(Stored items from a collection)
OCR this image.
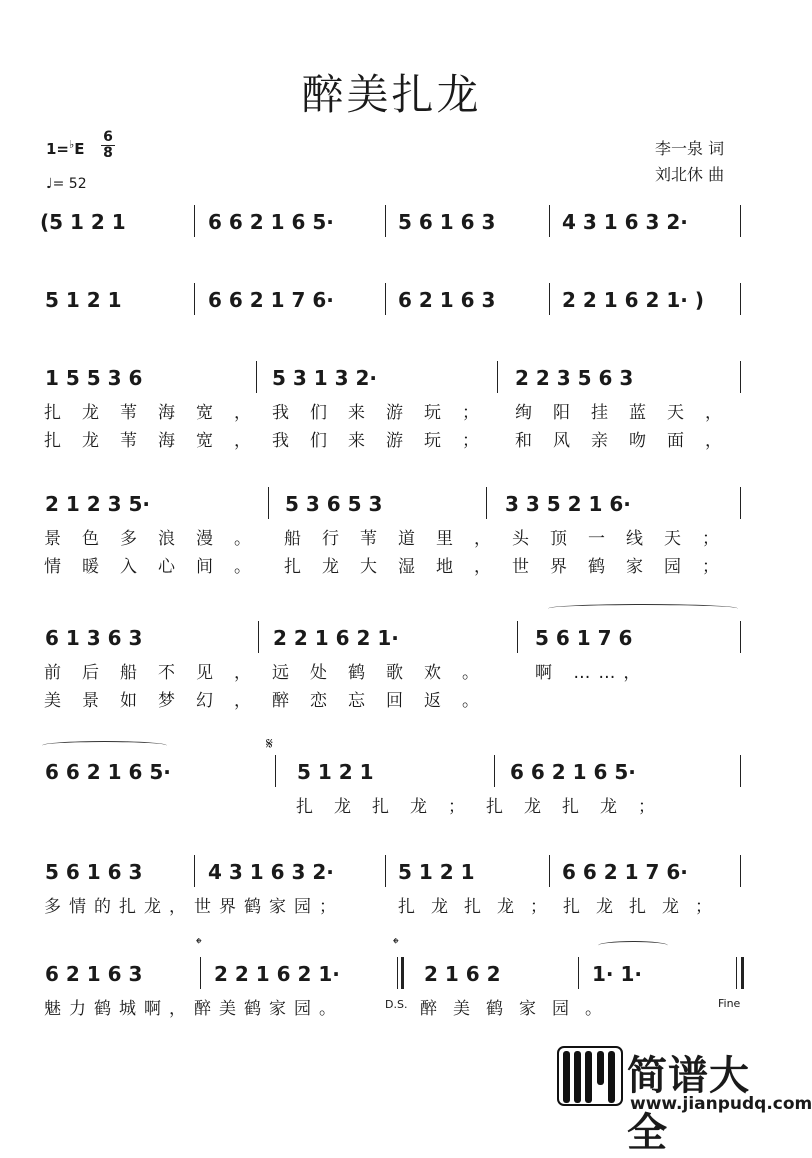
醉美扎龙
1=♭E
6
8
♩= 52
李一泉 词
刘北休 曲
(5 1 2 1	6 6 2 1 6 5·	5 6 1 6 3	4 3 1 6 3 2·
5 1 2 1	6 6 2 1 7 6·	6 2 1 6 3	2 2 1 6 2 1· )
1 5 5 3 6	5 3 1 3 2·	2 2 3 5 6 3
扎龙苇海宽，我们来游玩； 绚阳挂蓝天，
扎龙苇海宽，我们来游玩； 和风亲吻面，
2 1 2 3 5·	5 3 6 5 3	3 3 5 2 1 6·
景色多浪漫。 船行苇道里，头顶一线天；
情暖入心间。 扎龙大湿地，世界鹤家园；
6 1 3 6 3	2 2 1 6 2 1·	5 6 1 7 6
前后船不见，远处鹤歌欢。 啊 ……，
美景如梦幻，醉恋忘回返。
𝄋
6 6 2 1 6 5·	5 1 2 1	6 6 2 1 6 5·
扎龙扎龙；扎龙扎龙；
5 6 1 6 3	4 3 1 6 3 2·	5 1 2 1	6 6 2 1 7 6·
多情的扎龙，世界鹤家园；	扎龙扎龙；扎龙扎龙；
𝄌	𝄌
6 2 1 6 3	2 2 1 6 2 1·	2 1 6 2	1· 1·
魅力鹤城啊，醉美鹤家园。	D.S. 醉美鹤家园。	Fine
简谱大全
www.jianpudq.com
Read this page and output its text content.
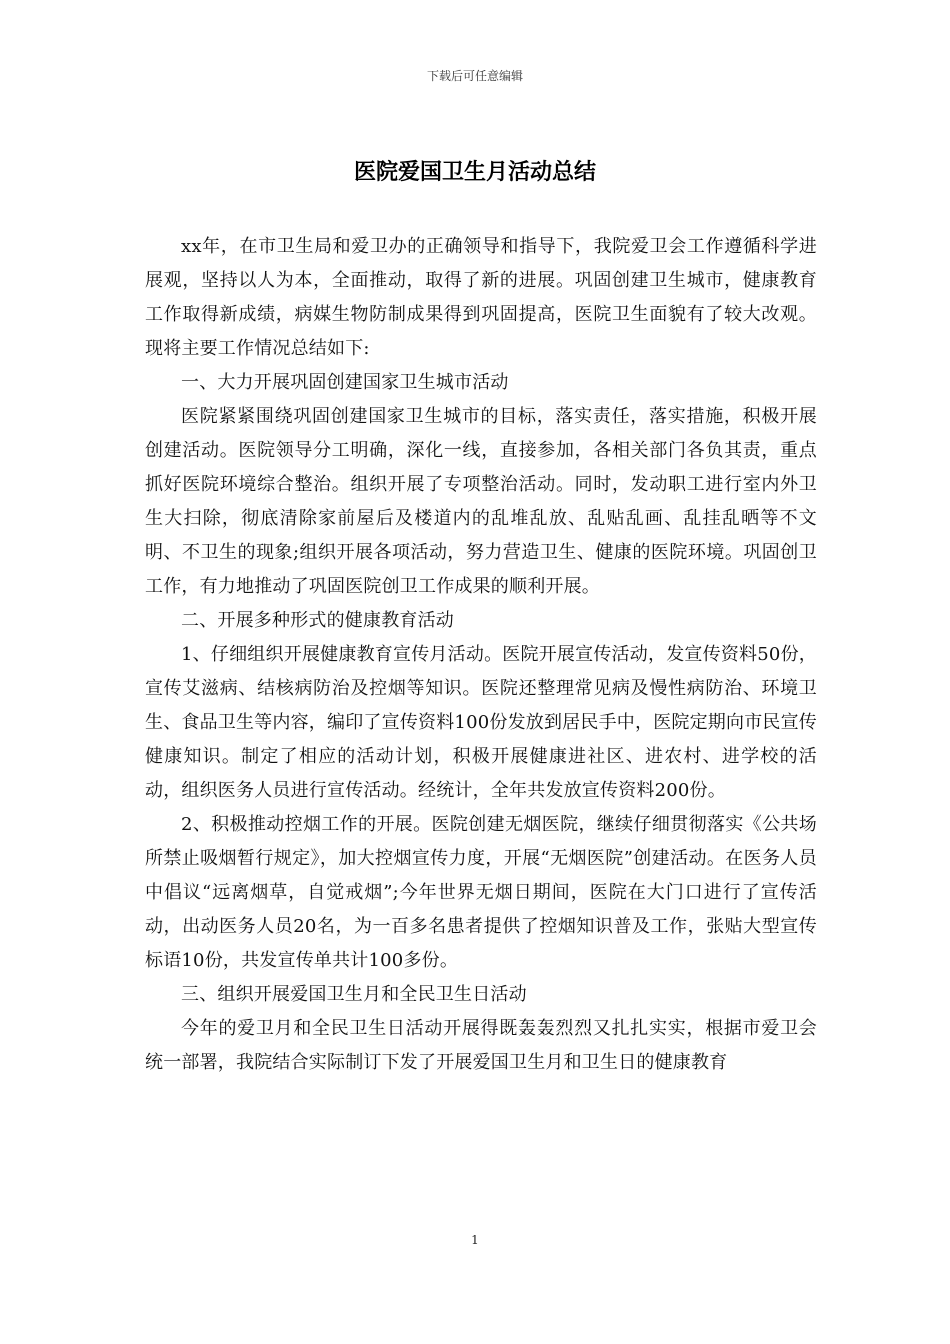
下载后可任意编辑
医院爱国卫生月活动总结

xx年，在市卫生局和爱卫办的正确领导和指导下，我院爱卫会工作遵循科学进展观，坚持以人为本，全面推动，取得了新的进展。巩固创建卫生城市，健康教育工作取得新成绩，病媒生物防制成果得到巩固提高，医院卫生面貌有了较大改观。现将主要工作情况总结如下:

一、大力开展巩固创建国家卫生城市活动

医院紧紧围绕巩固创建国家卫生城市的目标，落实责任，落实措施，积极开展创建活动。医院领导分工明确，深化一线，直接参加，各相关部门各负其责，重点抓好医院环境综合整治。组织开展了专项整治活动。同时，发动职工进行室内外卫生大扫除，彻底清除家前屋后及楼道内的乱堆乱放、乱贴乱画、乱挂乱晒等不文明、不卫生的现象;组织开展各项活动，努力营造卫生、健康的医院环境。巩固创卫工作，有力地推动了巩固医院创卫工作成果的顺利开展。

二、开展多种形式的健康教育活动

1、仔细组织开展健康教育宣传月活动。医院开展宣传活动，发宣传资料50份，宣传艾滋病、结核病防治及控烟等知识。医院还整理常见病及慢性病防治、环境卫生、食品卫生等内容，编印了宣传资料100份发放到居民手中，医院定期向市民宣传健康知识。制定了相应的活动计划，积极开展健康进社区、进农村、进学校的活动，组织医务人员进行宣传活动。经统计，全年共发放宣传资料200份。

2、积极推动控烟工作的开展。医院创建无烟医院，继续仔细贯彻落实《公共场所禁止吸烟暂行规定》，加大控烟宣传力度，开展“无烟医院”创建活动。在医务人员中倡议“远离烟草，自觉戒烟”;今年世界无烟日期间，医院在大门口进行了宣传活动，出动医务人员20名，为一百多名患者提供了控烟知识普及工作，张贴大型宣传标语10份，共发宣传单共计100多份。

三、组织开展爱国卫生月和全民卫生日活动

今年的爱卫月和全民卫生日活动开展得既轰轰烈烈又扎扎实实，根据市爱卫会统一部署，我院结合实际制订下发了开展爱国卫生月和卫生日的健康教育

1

Do this: Only the lines from the one that holds "Read this page and output its text content." through the end of the records above should be printed again, exactly as they are. Leave out the pictures.

Solution to this problem:
Read this page and output its text content.
下载后可任意编辑
医院爱国卫生月活动总结

xx年，在市卫生局和爱卫办的正确领导和指导下，我院爱卫会工作遵循科学进展观，坚持以人为本，全面推动，取得了新的进展。巩固创建卫生城市，健康教育工作取得新成绩，病媒生物防制成果得到巩固提高，医院卫生面貌有了较大改观。现将主要工作情况总结如下:

一、大力开展巩固创建国家卫生城市活动

医院紧紧围绕巩固创建国家卫生城市的目标，落实责任，落实措施，积极开展创建活动。医院领导分工明确，深化一线，直接参加，各相关部门各负其责，重点抓好医院环境综合整治。组织开展了专项整治活动。同时，发动职工进行室内外卫生大扫除，彻底清除家前屋后及楼道内的乱堆乱放、乱贴乱画、乱挂乱晒等不文明、不卫生的现象;组织开展各项活动，努力营造卫生、健康的医院环境。巩固创卫工作，有力地推动了巩固医院创卫工作成果的顺利开展。

二、开展多种形式的健康教育活动

1、仔细组织开展健康教育宣传月活动。医院开展宣传活动，发宣传资料50份，宣传艾滋病、结核病防治及控烟等知识。医院还整理常见病及慢性病防治、环境卫生、食品卫生等内容，编印了宣传资料100份发放到居民手中，医院定期向市民宣传健康知识。制定了相应的活动计划，积极开展健康进社区、进农村、进学校的活动，组织医务人员进行宣传活动。经统计，全年共发放宣传资料200份。

2、积极推动控烟工作的开展。医院创建无烟医院，继续仔细贯彻落实《公共场所禁止吸烟暂行规定》，加大控烟宣传力度，开展“无烟医院”创建活动。在医务人员中倡议“远离烟草，自觉戒烟”;今年世界无烟日期间，医院在大门口进行了宣传活动，出动医务人员20名，为一百多名患者提供了控烟知识普及工作，张贴大型宣传标语10份，共发宣传单共计100多份。

三、组织开展爱国卫生月和全民卫生日活动

今年的爱卫月和全民卫生日活动开展得既轰轰烈烈又扎扎实实，根据市爱卫会统一部署，我院结合实际制订下发了开展爱国卫生月和卫生日的健康教育

1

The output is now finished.